Directive: Report how many lines in the listing below include the word "LOGO". Write nothing besides the number.

--- START ---

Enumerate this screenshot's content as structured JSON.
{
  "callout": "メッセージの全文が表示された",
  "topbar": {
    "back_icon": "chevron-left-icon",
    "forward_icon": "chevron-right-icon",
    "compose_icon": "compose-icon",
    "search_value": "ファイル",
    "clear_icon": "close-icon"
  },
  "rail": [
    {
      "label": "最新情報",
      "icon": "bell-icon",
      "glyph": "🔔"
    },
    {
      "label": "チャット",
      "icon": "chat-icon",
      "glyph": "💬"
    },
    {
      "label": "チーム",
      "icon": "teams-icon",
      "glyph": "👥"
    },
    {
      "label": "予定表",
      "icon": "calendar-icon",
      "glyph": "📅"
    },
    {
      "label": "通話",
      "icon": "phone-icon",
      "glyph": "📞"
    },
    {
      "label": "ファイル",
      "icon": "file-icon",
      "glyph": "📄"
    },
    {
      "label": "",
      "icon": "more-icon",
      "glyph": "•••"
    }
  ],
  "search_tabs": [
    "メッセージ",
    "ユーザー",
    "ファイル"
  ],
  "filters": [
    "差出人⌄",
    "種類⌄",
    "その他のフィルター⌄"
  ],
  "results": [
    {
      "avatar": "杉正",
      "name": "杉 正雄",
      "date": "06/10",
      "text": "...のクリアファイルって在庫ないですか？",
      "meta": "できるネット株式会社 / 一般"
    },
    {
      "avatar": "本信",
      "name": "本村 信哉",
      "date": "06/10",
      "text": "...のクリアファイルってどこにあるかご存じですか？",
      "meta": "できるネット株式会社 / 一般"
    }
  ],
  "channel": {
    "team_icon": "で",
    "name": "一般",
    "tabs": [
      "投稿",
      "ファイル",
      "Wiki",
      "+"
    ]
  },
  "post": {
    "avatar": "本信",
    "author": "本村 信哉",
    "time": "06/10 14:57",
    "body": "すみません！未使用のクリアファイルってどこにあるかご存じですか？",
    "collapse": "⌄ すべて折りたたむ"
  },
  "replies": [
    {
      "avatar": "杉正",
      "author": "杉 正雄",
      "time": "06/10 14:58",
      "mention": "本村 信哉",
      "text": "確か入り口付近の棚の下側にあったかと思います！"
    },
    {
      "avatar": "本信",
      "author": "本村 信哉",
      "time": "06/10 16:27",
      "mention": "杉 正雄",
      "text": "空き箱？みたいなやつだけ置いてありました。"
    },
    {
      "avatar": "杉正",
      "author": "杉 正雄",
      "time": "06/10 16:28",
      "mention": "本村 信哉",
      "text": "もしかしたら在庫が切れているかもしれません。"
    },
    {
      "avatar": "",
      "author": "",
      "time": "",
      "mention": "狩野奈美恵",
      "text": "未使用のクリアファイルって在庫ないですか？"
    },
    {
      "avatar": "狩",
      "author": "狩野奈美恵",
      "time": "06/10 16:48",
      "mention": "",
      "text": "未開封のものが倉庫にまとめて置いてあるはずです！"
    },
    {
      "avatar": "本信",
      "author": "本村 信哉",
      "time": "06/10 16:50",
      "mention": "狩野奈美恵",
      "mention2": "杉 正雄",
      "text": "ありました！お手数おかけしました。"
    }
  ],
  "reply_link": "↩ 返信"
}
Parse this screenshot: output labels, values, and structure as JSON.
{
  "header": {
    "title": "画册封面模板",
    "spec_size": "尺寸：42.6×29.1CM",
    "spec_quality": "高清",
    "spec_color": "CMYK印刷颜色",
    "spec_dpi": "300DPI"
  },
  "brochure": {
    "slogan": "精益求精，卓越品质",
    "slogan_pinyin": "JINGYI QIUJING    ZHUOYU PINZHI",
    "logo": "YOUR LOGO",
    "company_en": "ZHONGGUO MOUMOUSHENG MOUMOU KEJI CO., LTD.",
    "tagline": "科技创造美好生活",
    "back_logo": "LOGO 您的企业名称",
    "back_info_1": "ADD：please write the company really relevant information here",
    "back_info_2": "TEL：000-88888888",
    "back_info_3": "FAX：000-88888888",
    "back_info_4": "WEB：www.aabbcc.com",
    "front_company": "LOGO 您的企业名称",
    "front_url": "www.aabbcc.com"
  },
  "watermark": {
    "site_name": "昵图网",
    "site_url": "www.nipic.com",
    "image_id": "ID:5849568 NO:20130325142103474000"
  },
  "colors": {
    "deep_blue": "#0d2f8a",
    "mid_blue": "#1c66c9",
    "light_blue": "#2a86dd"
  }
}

--- END ---

Output below: 3